— Start of Available data —

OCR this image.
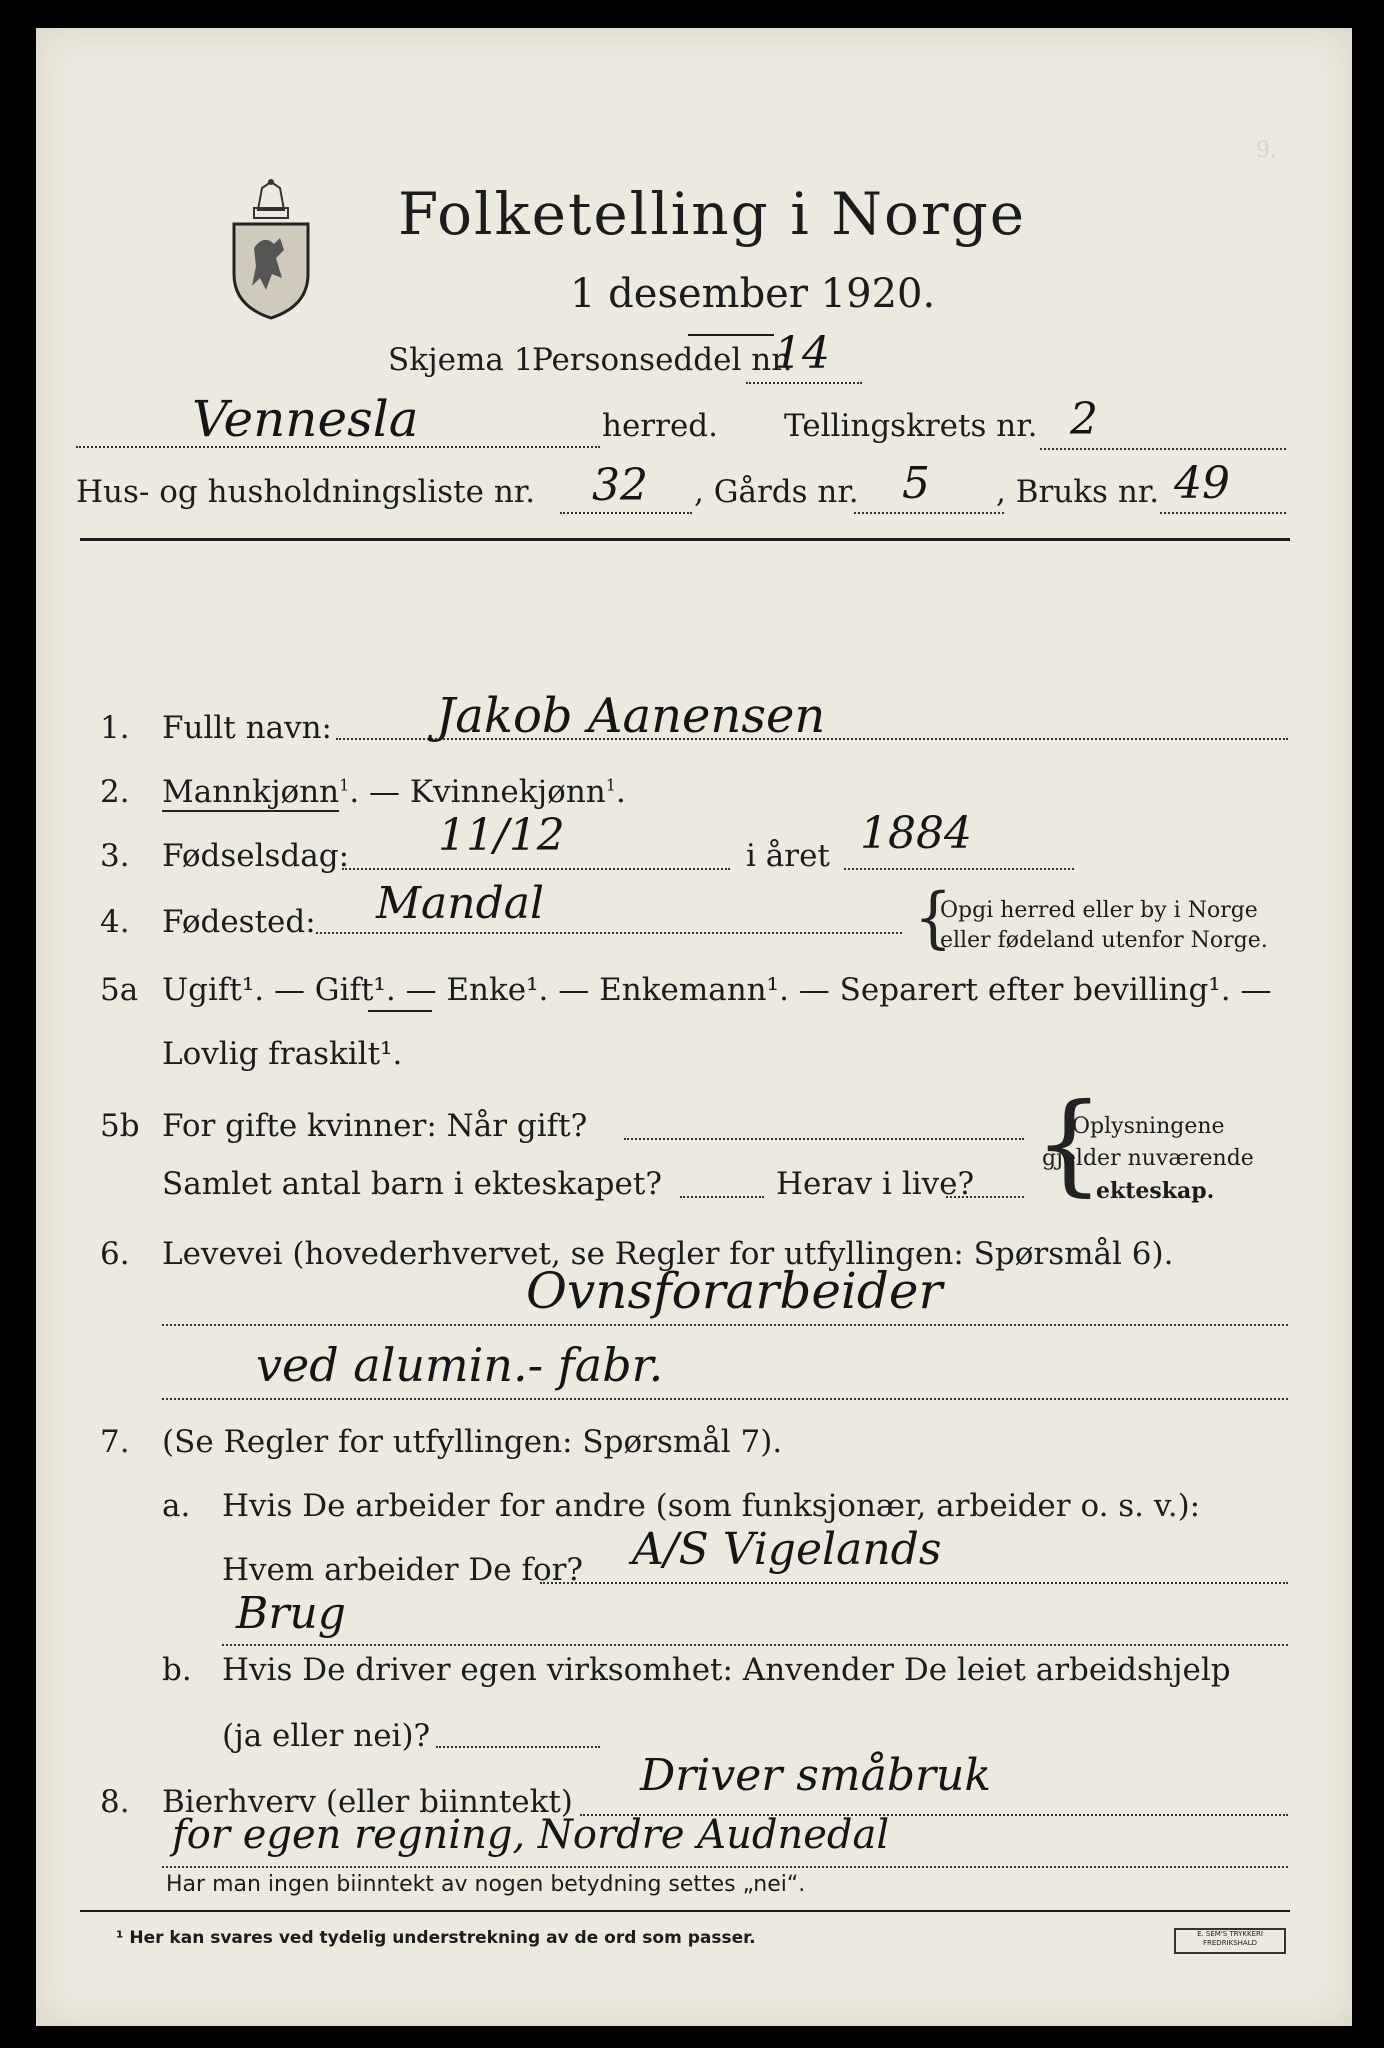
Folketelling i Norge
1 desember 1920.
9.
Skjema 1.
Personseddel nr.
14
Vennesla	herred. Tellingskrets nr. 2
Hus- og husholdningsliste nr. 32 , Gårds nr. 5 , Bruks nr. 49
1. Fullt navn: Jakob Aanensen
2. Mannkjønn$^1$. — Kvinnekjønn$^1$.
3. Fødselsdag: 11/12	i året 1884
4. Fødested: Mandal	{
Opgi herred eller by i Norge
eller fødeland utenfor Norge.
5a Ugift¹. — Gift¹. — Enke¹. — Enkemann¹. — Separert efter bevilling¹. —
Lovlig fraskilt¹.
5b For gifte kvinner: Når gift?
Samlet antal barn i ekteskapet?	Herav i live? {
Oplysningene
gjelder nuværende
ekteskap.
6. Levevei (hovederhvervet, se Regler for utfyllingen: Spørsmål 6).
Ovnsforarbeider
ved alumin.- fabr.
7. (Se Regler for utfyllingen: Spørsmål 7).
a. Hvis De arbeider for andre (som funksjonær, arbeider o. s. v.):
Hvem arbeider De for? A/S Vigelands
Brug
b. Hvis De driver egen virksomhet: Anvender De leiet arbeidshjelp
(ja eller nei)?
8. Bierhverv (eller biinntekt)
Driver småbruk
for egen regning, Nordre Audnedal
Har man ingen biinntekt av nogen betydning settes „nei“.
¹ Her kan svares ved tydelig understrekning av de ord som passer.	E. SEM'S TRYKKERI FREDRIKSHALD
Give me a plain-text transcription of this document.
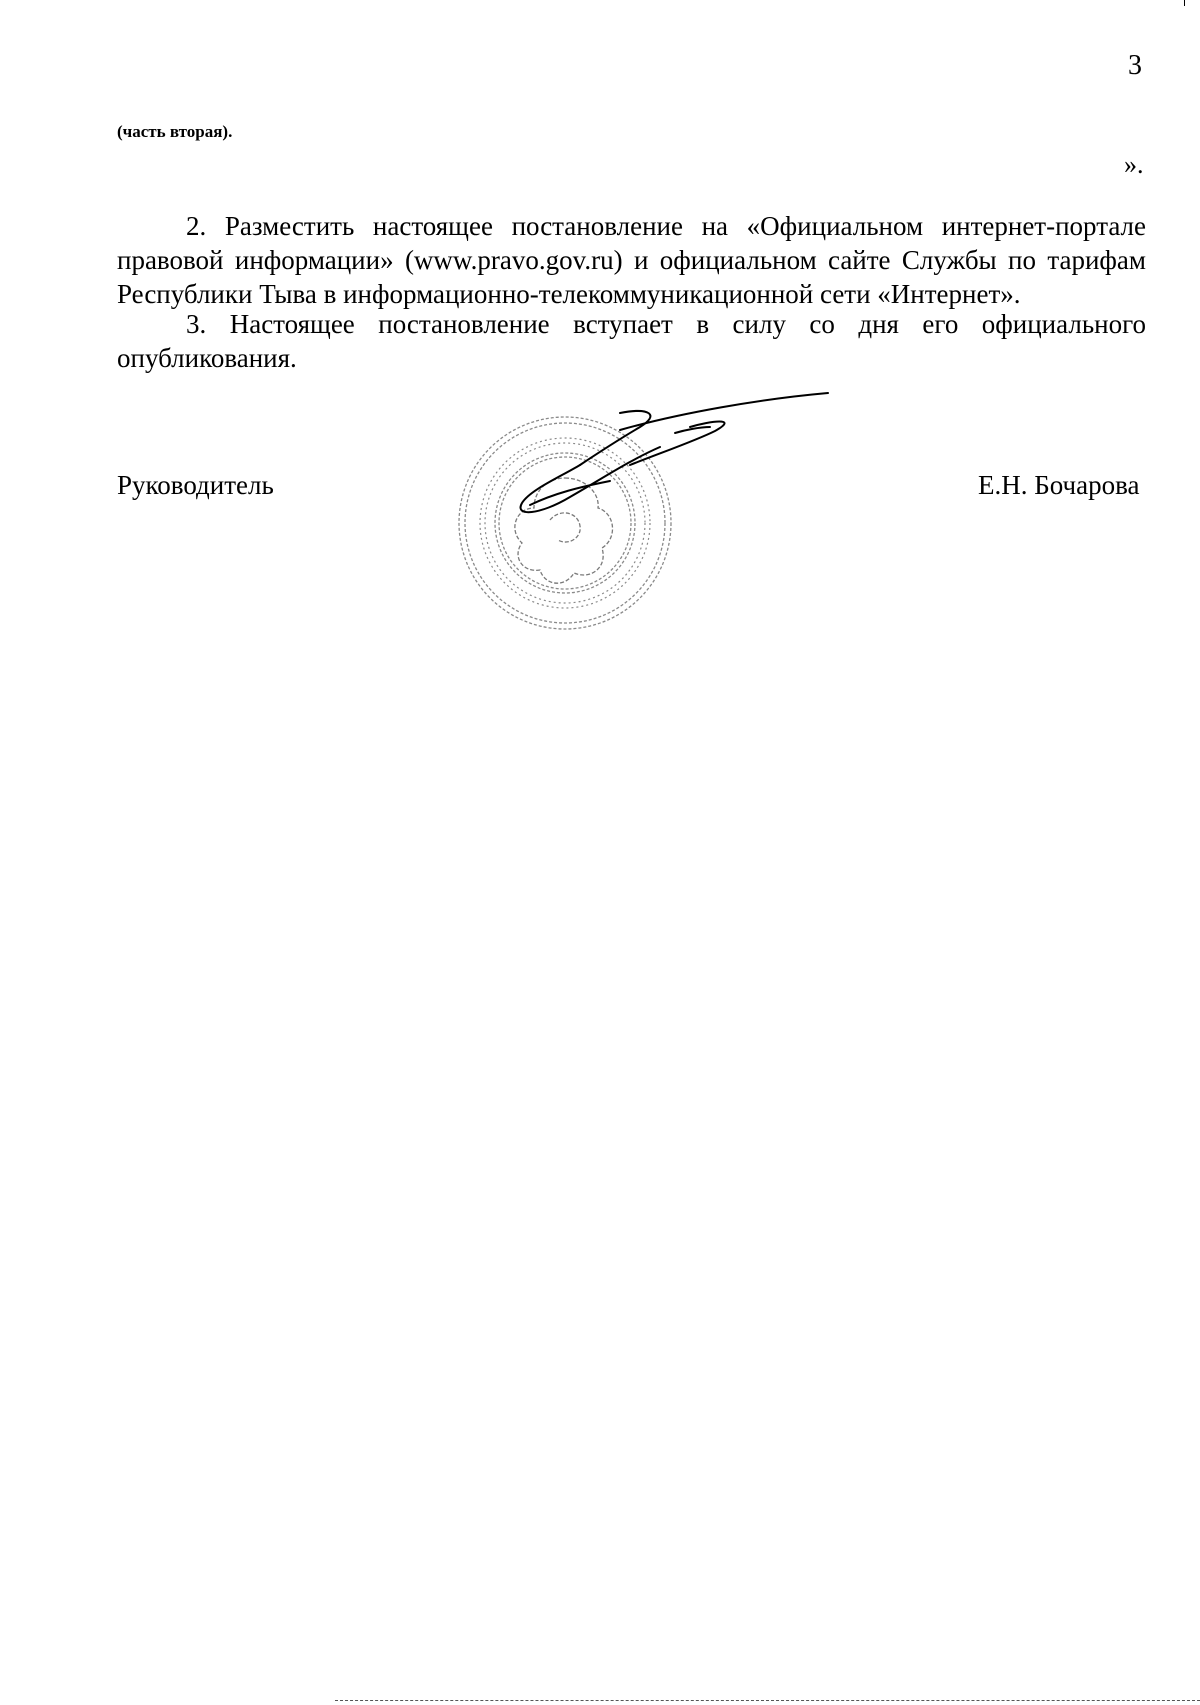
3
(часть вторая).
».

2. Разместить настоящее постановление на «Официальном интернет-портале правовой информации» (www.pravo.gov.ru) и официальном сайте Службы по тарифам Республики Тыва в информационно-телекоммуникационной сети «Интернет».

3. Настоящее постановление вступает в силу со дня его официального опубликования.

Руководитель	Е.Н. Бочарова
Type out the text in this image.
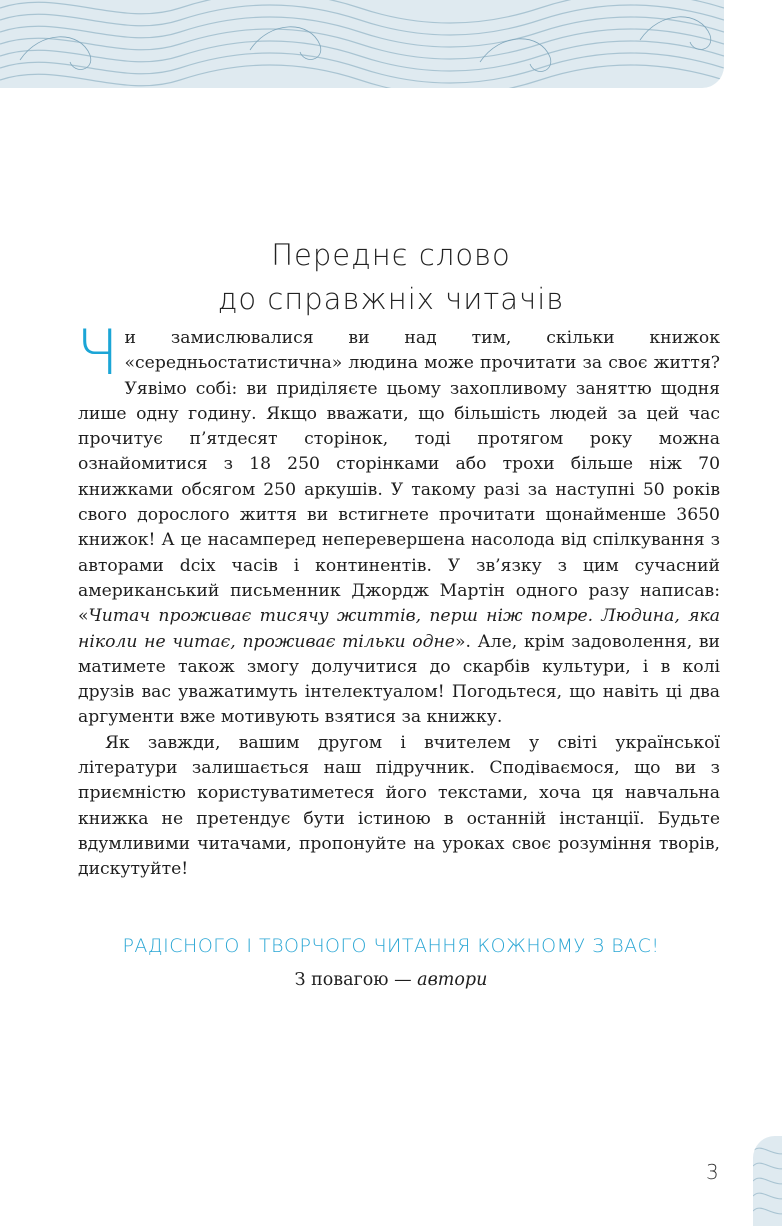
Переднє слово
до справжніх читачів

Чи замислювалися ви над тим, скільки книжок «середньостатистична» людина може прочитати за своє життя? Уявімо собі: ви приділяєте цьому захопливому заняттю щодня лише одну годину. Якщо вважати, що більшість людей за цей час прочитує п’ятдесят сторінок, тоді протягом року можна ознайомитися з 18 250 сторінками або трохи більше ніж 70 книжками обсягом 250 аркушів. У такому разі за наступні 50 років свого дорослого життя ви встигнете прочитати щонайменше 3650 книжок! А це насамперед неперевершена насолода від спілкування з авторами dсіх часів і континентів. У зв’язку з цим сучасний американський письменник Джордж Мартін одного разу написав: «Читач проживає тисячу життів, перш ніж помре. Людина, яка ніколи не читає, проживає тільки одне». Але, крім задоволення, ви матимете також змогу долучитися до скарбів культури, і в колі друзів вас уважатимуть інтелектуалом! Погодьтеся, що навіть ці два аргументи вже мотивують взятися за книжку.

Як завжди, вашим другом і вчителем у світі української літератури залишається наш підручник. Сподіваємося, що ви з приємністю користуватиметеся його текстами, хоча ця навчальна книжка не претендує бути істиною в останній інстанції. Будьте вдумливими читачами, пропонуйте на уроках своє розуміння творів, дискутуйте!

РАДІСНОГО І ТВОРЧОГО ЧИТАННЯ КОЖНОМУ З ВАС!
З повагою — автори
3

— End of Available data —

> Problem statement
Omit all pictures while transcribing the entries verbatim.

> Response to this task
OCR this image.
Folketelling i Norge
1 desember 1920.
9.
Skjema 1.
Personseddel nr.
14
Vennesla	herred. Tellingskrets nr. 2
Hus- og husholdningsliste nr. 32 , Gårds nr. 5 , Bruks nr. 49
1. Fullt navn: Jakob Aanensen
2. Mannkjønn$^1$. — Kvinnekjønn$^1$.
3. Fødselsdag: 11/12	i året 1884
4. Fødested: Mandal	{
Opgi herred eller by i Norge
eller fødeland utenfor Norge.
5a Ugift¹. — Gift¹. — Enke¹. — Enkemann¹. — Separert efter bevilling¹. —
Lovlig fraskilt¹.
5b For gifte kvinner: Når gift?
Samlet antal barn i ekteskapet?	Herav i live? {
Oplysningene
gjelder nuværende
ekteskap.
6. Levevei (hovederhvervet, se Regler for utfyllingen: Spørsmål 6).
Ovnsforarbeider
ved alumin.- fabr.
7. (Se Regler for utfyllingen: Spørsmål 7).
a. Hvis De arbeider for andre (som funksjonær, arbeider o. s. v.):
Hvem arbeider De for? A/S Vigelands
Brug
b. Hvis De driver egen virksomhet: Anvender De leiet arbeidshjelp
(ja eller nei)?
8. Bierhverv (eller biinntekt)
Driver småbruk
for egen regning, Nordre Audnedal
Har man ingen biinntekt av nogen betydning settes „nei“.
¹ Her kan svares ved tydelig understrekning av de ord som passer.	E. SEM'S TRYKKERI FREDRIKSHALD
Give me a plain-text transcription of this document.
3
(часть вторая).
».

2. Разместить настоящее постановление на «Официальном интернет-портале правовой информации» (www.pravo.gov.ru) и официальном сайте Службы по тарифам Республики Тыва в информационно-телекоммуникационной сети «Интернет».

3. Настоящее постановление вступает в силу со дня его официального опубликования.

Руководитель	Е.Н. Бочарова
Type out the text in this image.
Переднє слово
до справжніх читачів

Чи замислювалися ви над тим, скільки книжок «середньостатистична» людина може прочитати за своє життя? Уявімо собі: ви приділяєте цьому захопливому заняттю щодня лише одну годину. Якщо вважати, що більшість людей за цей час прочитує п’ятдесят сторінок, тоді протягом року можна ознайомитися з 18 250 сторінками або трохи більше ніж 70 книжками обсягом 250 аркушів. У такому разі за наступні 50 років свого дорослого життя ви встигнете прочитати щонайменше 3650 книжок! А це насамперед неперевершена насолода від спілкування з авторами dсіх часів і континентів. У зв’язку з цим сучасний американський письменник Джордж Мартін одного разу написав: «Читач проживає тисячу життів, перш ніж помре. Людина, яка ніколи не читає, проживає тільки одне». Але, крім задоволення, ви матимете також змогу долучитися до скарбів культури, і в колі друзів вас уважатимуть інтелектуалом! Погодьтеся, що навіть ці два аргументи вже мотивують взятися за книжку.

Як завжди, вашим другом і вчителем у світі української літератури залишається наш підручник. Сподіваємося, що ви з приємністю користуватиметеся його текстами, хоча ця навчальна книжка не претендує бути істиною в останній інстанції. Будьте вдумливими читачами, пропонуйте на уроках своє розуміння творів, дискутуйте!

РАДІСНОГО І ТВОРЧОГО ЧИТАННЯ КОЖНОМУ З ВАС!
З повагою — автори
3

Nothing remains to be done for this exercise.